§ Stated exercise
Below, find each line holding "participatory" and state how many there are, using the number alone.

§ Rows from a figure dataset
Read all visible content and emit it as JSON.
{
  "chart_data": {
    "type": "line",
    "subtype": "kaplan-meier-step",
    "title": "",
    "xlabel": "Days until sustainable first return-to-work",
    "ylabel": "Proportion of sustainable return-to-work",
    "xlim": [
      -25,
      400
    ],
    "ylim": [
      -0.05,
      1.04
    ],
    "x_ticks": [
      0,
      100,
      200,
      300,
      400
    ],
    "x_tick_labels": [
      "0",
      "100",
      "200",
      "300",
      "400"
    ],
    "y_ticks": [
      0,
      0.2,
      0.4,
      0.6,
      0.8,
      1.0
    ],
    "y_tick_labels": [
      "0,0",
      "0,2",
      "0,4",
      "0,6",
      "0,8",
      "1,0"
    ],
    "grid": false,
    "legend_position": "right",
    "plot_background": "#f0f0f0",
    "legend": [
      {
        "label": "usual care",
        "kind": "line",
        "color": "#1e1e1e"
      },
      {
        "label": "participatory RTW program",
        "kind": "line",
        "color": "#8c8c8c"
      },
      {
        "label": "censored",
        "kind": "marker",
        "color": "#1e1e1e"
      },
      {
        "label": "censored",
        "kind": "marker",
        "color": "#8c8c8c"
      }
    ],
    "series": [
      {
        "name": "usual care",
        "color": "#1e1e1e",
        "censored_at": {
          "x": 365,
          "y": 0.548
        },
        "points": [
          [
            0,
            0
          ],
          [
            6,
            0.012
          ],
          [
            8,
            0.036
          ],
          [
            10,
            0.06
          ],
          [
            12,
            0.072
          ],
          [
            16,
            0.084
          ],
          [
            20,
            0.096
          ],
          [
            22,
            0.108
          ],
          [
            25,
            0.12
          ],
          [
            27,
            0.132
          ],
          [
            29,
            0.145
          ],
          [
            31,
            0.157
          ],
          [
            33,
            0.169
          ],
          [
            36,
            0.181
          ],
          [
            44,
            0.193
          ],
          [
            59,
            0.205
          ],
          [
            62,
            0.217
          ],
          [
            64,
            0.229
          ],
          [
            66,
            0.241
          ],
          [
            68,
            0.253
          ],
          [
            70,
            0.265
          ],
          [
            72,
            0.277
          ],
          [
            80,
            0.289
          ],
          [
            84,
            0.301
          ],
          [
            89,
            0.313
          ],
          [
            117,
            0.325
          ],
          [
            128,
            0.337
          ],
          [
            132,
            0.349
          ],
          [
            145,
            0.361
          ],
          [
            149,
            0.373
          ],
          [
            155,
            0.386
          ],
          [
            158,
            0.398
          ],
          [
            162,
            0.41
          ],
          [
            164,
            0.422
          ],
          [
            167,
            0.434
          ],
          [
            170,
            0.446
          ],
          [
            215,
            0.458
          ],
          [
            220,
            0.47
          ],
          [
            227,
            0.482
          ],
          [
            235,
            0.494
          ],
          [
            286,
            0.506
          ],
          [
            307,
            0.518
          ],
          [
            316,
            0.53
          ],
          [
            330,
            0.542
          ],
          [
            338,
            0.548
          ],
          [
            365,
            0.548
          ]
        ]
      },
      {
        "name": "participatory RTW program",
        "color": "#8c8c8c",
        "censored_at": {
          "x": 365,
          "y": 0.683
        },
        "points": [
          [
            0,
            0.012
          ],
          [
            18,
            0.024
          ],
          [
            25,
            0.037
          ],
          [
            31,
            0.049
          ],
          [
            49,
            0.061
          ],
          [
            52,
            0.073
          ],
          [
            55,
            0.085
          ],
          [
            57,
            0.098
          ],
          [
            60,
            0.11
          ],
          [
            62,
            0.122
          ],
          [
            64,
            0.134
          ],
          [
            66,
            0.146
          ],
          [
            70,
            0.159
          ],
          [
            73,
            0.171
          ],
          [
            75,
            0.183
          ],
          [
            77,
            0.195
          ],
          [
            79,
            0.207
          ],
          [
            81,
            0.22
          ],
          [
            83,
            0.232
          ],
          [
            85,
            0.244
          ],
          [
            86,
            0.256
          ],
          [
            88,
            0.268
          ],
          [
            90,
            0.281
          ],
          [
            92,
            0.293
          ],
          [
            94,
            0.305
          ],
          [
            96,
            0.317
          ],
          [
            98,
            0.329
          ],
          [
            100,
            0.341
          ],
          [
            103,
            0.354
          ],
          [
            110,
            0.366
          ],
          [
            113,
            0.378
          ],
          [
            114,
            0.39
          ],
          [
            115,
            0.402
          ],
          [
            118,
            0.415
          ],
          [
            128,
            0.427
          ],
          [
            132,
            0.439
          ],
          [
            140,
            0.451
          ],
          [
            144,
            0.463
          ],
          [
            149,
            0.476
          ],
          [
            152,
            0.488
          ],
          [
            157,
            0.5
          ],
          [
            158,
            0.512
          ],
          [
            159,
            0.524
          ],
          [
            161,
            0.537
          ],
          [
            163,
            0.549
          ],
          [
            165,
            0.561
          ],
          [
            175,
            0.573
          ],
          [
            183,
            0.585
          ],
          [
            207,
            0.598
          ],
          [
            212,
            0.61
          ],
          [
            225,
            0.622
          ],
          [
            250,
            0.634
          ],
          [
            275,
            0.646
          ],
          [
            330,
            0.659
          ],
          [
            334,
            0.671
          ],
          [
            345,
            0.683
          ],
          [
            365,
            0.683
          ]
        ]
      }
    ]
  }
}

* * *

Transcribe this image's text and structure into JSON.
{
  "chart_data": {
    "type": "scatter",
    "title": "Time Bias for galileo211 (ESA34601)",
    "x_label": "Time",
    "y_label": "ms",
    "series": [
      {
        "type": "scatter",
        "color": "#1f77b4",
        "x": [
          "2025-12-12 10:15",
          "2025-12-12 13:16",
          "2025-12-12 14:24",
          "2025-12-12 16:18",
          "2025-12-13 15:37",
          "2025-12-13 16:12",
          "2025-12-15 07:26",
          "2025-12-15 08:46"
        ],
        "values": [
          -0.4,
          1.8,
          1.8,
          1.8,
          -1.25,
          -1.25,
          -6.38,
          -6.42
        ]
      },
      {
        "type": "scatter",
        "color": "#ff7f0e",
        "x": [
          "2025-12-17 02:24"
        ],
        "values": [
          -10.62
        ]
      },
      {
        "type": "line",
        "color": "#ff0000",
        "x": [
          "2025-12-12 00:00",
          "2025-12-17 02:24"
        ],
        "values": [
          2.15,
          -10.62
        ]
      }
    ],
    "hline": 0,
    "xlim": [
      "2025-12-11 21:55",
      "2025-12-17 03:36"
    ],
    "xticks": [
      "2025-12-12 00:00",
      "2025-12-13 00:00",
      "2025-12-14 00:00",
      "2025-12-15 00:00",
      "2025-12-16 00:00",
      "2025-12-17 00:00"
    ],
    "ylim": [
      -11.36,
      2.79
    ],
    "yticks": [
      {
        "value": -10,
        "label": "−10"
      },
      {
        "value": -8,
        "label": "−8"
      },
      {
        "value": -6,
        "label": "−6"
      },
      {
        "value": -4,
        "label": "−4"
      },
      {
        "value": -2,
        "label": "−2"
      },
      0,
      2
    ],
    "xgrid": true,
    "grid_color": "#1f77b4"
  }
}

§ Correct output
2